▶ Study text:
[Start of Attachment]
What doesn't make any sense here is that Redshift is supposed to be a column-store database, and there shouldn't in theory be an I/O hit from columns that are not selected in a particular where clause.

More specifically, when TableName is 1600 columns, I found that the below query is substantially slower than if TableName were, say, 1000 columns and the same number of rows. As the number of columns decreases, performance improves.

SELECT COUNT(1) FROM TableName
WHERE ColumnName LIKE '%foo%'

My three questions are:

  1. What's the deal? Why does Redshift have this limitation if it claims to be a column store?
  2. Any suggestions for working around this limitation? Joins of multiple smaller tables seems to eventually approximate the performance of a single table. I haven't tried pivoting the data.
  3. Does anyone have a suggestion for a fast, real-time performance, horizontally scalable column-store database that doesn't have the above limitations? All we're doing is count queries with simple where restrictions against approximately 10M (rows) x 2500 (columns) data.
Tother answered 3/9, 2015 at 15:24 Comment(14)
[End of Attachment]
▶ Data for analysis:
[Start of Attachment]
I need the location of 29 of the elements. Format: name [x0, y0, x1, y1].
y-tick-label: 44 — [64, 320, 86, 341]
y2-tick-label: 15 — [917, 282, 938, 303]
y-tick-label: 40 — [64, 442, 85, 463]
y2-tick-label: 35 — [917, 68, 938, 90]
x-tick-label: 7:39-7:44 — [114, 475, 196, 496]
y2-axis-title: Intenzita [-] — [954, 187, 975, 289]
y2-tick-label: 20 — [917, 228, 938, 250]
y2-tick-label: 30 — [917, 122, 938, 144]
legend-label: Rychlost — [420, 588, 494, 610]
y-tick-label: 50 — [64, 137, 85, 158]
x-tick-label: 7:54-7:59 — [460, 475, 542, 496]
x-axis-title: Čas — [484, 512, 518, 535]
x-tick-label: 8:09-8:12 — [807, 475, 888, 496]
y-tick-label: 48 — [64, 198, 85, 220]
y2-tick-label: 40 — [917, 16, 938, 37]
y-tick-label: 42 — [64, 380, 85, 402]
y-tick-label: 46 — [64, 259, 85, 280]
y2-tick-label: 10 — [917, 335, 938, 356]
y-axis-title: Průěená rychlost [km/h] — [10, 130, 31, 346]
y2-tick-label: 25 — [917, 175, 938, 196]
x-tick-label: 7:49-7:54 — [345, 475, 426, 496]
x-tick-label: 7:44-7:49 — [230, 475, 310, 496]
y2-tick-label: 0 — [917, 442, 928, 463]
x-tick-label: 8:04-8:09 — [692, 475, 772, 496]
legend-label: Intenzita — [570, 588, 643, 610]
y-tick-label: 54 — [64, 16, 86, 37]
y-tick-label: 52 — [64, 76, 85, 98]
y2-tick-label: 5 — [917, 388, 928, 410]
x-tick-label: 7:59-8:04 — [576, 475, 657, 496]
[End of Attachment]
▶ Questions on the material:
**a)** In the Redshift post, what does the writer say happens to performance as the number of columns decreases?
**b)** Transcribe everything in the Redshift post from "2. Any suggestions" down to "2500 (columns) data.".
**c)** List every column count that the Redshift post mentions.
The listing has nothing to do with the Redshift post.

▶ Results for the exercise:
**a)** Performance improves.

**b)**
2. Any suggestions for working around this limitation? Joins of multiple smaller tables seems to eventually approximate the performance of a single table. I haven't tried pivoting the data.
  3. Does anyone have a suggestion for a fast, real-time performance, horizontally scalable column-store database that doesn't have the above limitations? All we're doing is count queries with simple where restrictions against approximately 10M (rows) x 2500 (columns) data.

**c)** 1600, 1000, 2500